PROBLEM REQUIREMENTS :: The entries below should be given again exactly, minus their pictures.

DATA SHOWN ::
▼

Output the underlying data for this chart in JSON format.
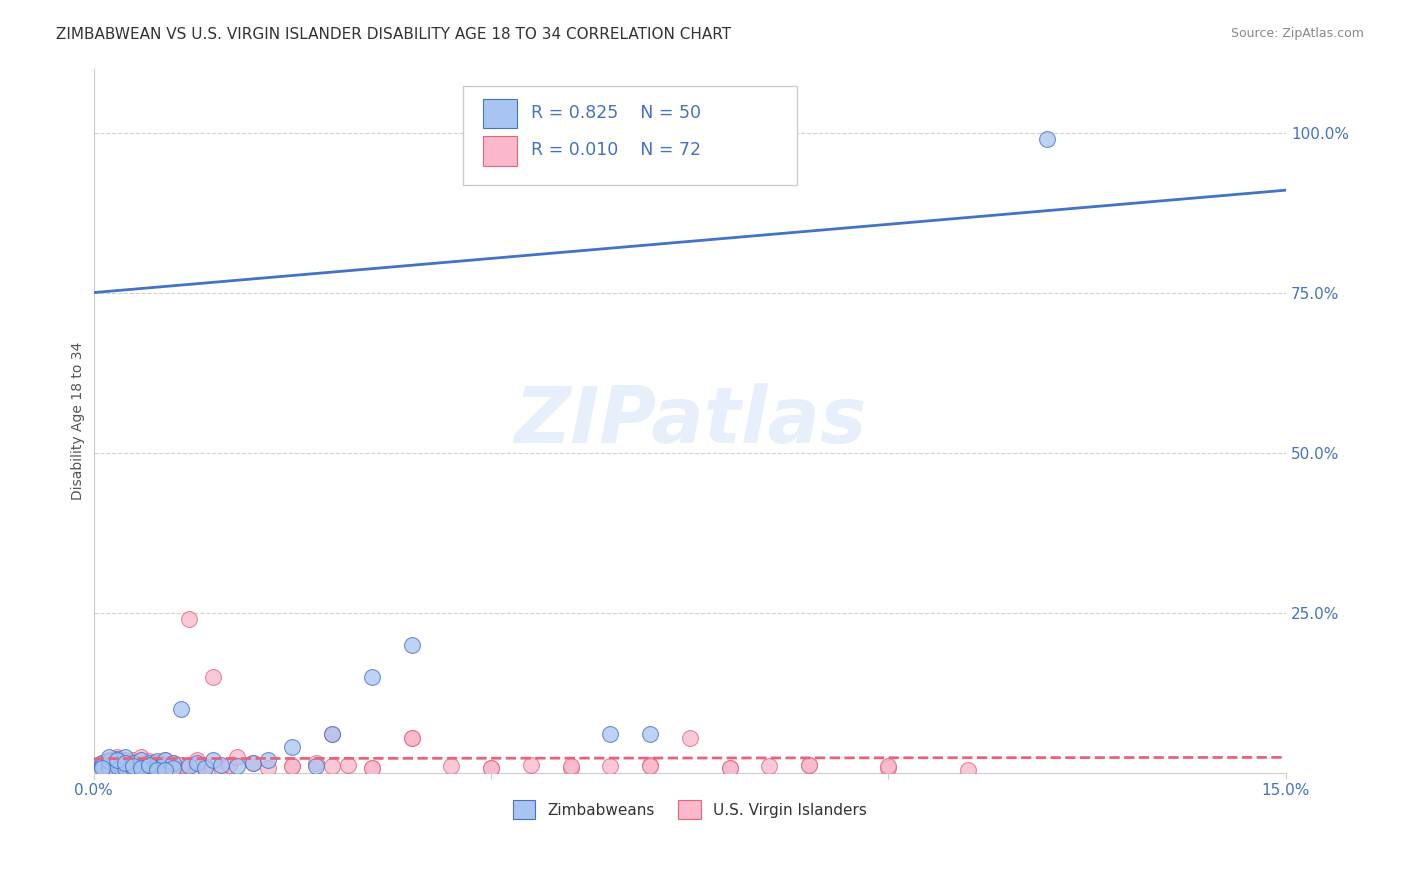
{
  "title": "ZIMBABWEAN VS U.S. VIRGIN ISLANDER DISABILITY AGE 18 TO 34 CORRELATION CHART",
  "source": "Source: ZipAtlas.com",
  "ylabel": "Disability Age 18 to 34",
  "xlim": [
    0.0,
    0.15
  ],
  "ylim": [
    0.0,
    1.1
  ],
  "yticks": [
    0.25,
    0.5,
    0.75,
    1.0
  ],
  "ytick_labels": [
    "25.0%",
    "50.0%",
    "75.0%",
    "100.0%"
  ],
  "xticks": [
    0.0,
    0.05,
    0.1,
    0.15
  ],
  "xtick_labels": [
    "0.0%",
    "",
    "",
    "15.0%"
  ],
  "watermark": "ZIPatlas",
  "color_zim": "#a8c4f0",
  "color_vi": "#f9b8cb",
  "line_color_zim": "#4472c4",
  "line_color_vi": "#e8637a",
  "background_color": "#ffffff",
  "grid_color": "#d0d0d0",
  "zim_line_x": [
    0.0,
    0.15
  ],
  "zim_line_y": [
    0.75,
    0.91
  ],
  "vi_line_x": [
    0.0,
    0.15
  ],
  "vi_line_y": [
    0.022,
    0.024
  ],
  "zim_scatter_x": [
    0.001,
    0.001,
    0.002,
    0.002,
    0.002,
    0.003,
    0.003,
    0.003,
    0.004,
    0.004,
    0.004,
    0.005,
    0.005,
    0.005,
    0.006,
    0.006,
    0.007,
    0.007,
    0.008,
    0.008,
    0.008,
    0.009,
    0.01,
    0.01,
    0.011,
    0.012,
    0.013,
    0.014,
    0.015,
    0.016,
    0.018,
    0.02,
    0.022,
    0.025,
    0.028,
    0.03,
    0.035,
    0.04,
    0.065,
    0.07,
    0.002,
    0.003,
    0.004,
    0.005,
    0.006,
    0.007,
    0.008,
    0.009,
    0.001,
    0.12
  ],
  "zim_scatter_y": [
    0.015,
    0.01,
    0.012,
    0.008,
    0.018,
    0.015,
    0.01,
    0.022,
    0.012,
    0.008,
    0.025,
    0.01,
    0.015,
    0.008,
    0.012,
    0.02,
    0.015,
    0.01,
    0.018,
    0.012,
    0.008,
    0.02,
    0.015,
    0.008,
    0.1,
    0.01,
    0.015,
    0.008,
    0.02,
    0.012,
    0.01,
    0.015,
    0.02,
    0.04,
    0.01,
    0.06,
    0.15,
    0.2,
    0.06,
    0.06,
    0.025,
    0.02,
    0.015,
    0.01,
    0.008,
    0.012,
    0.005,
    0.005,
    0.008,
    0.99
  ],
  "vi_scatter_x": [
    0.001,
    0.001,
    0.002,
    0.002,
    0.003,
    0.003,
    0.003,
    0.004,
    0.004,
    0.005,
    0.005,
    0.005,
    0.006,
    0.006,
    0.007,
    0.007,
    0.008,
    0.008,
    0.009,
    0.009,
    0.01,
    0.01,
    0.011,
    0.012,
    0.013,
    0.014,
    0.015,
    0.016,
    0.017,
    0.018,
    0.02,
    0.022,
    0.025,
    0.028,
    0.03,
    0.032,
    0.035,
    0.04,
    0.045,
    0.05,
    0.055,
    0.06,
    0.065,
    0.07,
    0.075,
    0.08,
    0.085,
    0.09,
    0.1,
    0.11,
    0.025,
    0.03,
    0.035,
    0.04,
    0.05,
    0.06,
    0.07,
    0.08,
    0.09,
    0.1,
    0.002,
    0.003,
    0.004,
    0.005,
    0.006,
    0.007,
    0.008,
    0.009,
    0.01,
    0.011,
    0.012,
    0.013
  ],
  "vi_scatter_y": [
    0.015,
    0.01,
    0.012,
    0.02,
    0.01,
    0.015,
    0.025,
    0.008,
    0.018,
    0.012,
    0.02,
    0.008,
    0.015,
    0.025,
    0.01,
    0.018,
    0.015,
    0.008,
    0.012,
    0.02,
    0.01,
    0.015,
    0.008,
    0.012,
    0.02,
    0.01,
    0.15,
    0.008,
    0.012,
    0.025,
    0.015,
    0.008,
    0.01,
    0.015,
    0.01,
    0.012,
    0.008,
    0.055,
    0.01,
    0.008,
    0.012,
    0.008,
    0.01,
    0.012,
    0.055,
    0.008,
    0.01,
    0.012,
    0.008,
    0.005,
    0.01,
    0.06,
    0.008,
    0.055,
    0.008,
    0.01,
    0.01,
    0.008,
    0.012,
    0.01,
    0.008,
    0.012,
    0.02,
    0.01,
    0.008,
    0.012,
    0.015,
    0.01,
    0.008,
    0.012,
    0.24,
    0.008
  ]
}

▲

WRITTEN RESPONSE ::
Output the underlying data for this chart in JSON format.
{
  "title": "ZIMBABWEAN VS U.S. VIRGIN ISLANDER DISABILITY AGE 18 TO 34 CORRELATION CHART",
  "source": "Source: ZipAtlas.com",
  "ylabel": "Disability Age 18 to 34",
  "xlim": [
    0.0,
    0.15
  ],
  "ylim": [
    0.0,
    1.1
  ],
  "yticks": [
    0.25,
    0.5,
    0.75,
    1.0
  ],
  "ytick_labels": [
    "25.0%",
    "50.0%",
    "75.0%",
    "100.0%"
  ],
  "xticks": [
    0.0,
    0.05,
    0.1,
    0.15
  ],
  "xtick_labels": [
    "0.0%",
    "",
    "",
    "15.0%"
  ],
  "watermark": "ZIPatlas",
  "color_zim": "#a8c4f0",
  "color_vi": "#f9b8cb",
  "line_color_zim": "#4472c4",
  "line_color_vi": "#e8637a",
  "background_color": "#ffffff",
  "grid_color": "#d0d0d0",
  "zim_line_x": [
    0.0,
    0.15
  ],
  "zim_line_y": [
    0.75,
    0.91
  ],
  "vi_line_x": [
    0.0,
    0.15
  ],
  "vi_line_y": [
    0.022,
    0.024
  ],
  "zim_scatter_x": [
    0.001,
    0.001,
    0.002,
    0.002,
    0.002,
    0.003,
    0.003,
    0.003,
    0.004,
    0.004,
    0.004,
    0.005,
    0.005,
    0.005,
    0.006,
    0.006,
    0.007,
    0.007,
    0.008,
    0.008,
    0.008,
    0.009,
    0.01,
    0.01,
    0.011,
    0.012,
    0.013,
    0.014,
    0.015,
    0.016,
    0.018,
    0.02,
    0.022,
    0.025,
    0.028,
    0.03,
    0.035,
    0.04,
    0.065,
    0.07,
    0.002,
    0.003,
    0.004,
    0.005,
    0.006,
    0.007,
    0.008,
    0.009,
    0.001,
    0.12
  ],
  "zim_scatter_y": [
    0.015,
    0.01,
    0.012,
    0.008,
    0.018,
    0.015,
    0.01,
    0.022,
    0.012,
    0.008,
    0.025,
    0.01,
    0.015,
    0.008,
    0.012,
    0.02,
    0.015,
    0.01,
    0.018,
    0.012,
    0.008,
    0.02,
    0.015,
    0.008,
    0.1,
    0.01,
    0.015,
    0.008,
    0.02,
    0.012,
    0.01,
    0.015,
    0.02,
    0.04,
    0.01,
    0.06,
    0.15,
    0.2,
    0.06,
    0.06,
    0.025,
    0.02,
    0.015,
    0.01,
    0.008,
    0.012,
    0.005,
    0.005,
    0.008,
    0.99
  ],
  "vi_scatter_x": [
    0.001,
    0.001,
    0.002,
    0.002,
    0.003,
    0.003,
    0.003,
    0.004,
    0.004,
    0.005,
    0.005,
    0.005,
    0.006,
    0.006,
    0.007,
    0.007,
    0.008,
    0.008,
    0.009,
    0.009,
    0.01,
    0.01,
    0.011,
    0.012,
    0.013,
    0.014,
    0.015,
    0.016,
    0.017,
    0.018,
    0.02,
    0.022,
    0.025,
    0.028,
    0.03,
    0.032,
    0.035,
    0.04,
    0.045,
    0.05,
    0.055,
    0.06,
    0.065,
    0.07,
    0.075,
    0.08,
    0.085,
    0.09,
    0.1,
    0.11,
    0.025,
    0.03,
    0.035,
    0.04,
    0.05,
    0.06,
    0.07,
    0.08,
    0.09,
    0.1,
    0.002,
    0.003,
    0.004,
    0.005,
    0.006,
    0.007,
    0.008,
    0.009,
    0.01,
    0.011,
    0.012,
    0.013
  ],
  "vi_scatter_y": [
    0.015,
    0.01,
    0.012,
    0.02,
    0.01,
    0.015,
    0.025,
    0.008,
    0.018,
    0.012,
    0.02,
    0.008,
    0.015,
    0.025,
    0.01,
    0.018,
    0.015,
    0.008,
    0.012,
    0.02,
    0.01,
    0.015,
    0.008,
    0.012,
    0.02,
    0.01,
    0.15,
    0.008,
    0.012,
    0.025,
    0.015,
    0.008,
    0.01,
    0.015,
    0.01,
    0.012,
    0.008,
    0.055,
    0.01,
    0.008,
    0.012,
    0.008,
    0.01,
    0.012,
    0.055,
    0.008,
    0.01,
    0.012,
    0.008,
    0.005,
    0.01,
    0.06,
    0.008,
    0.055,
    0.008,
    0.01,
    0.01,
    0.008,
    0.012,
    0.01,
    0.008,
    0.012,
    0.02,
    0.01,
    0.008,
    0.012,
    0.015,
    0.01,
    0.008,
    0.012,
    0.24,
    0.008
  ]
}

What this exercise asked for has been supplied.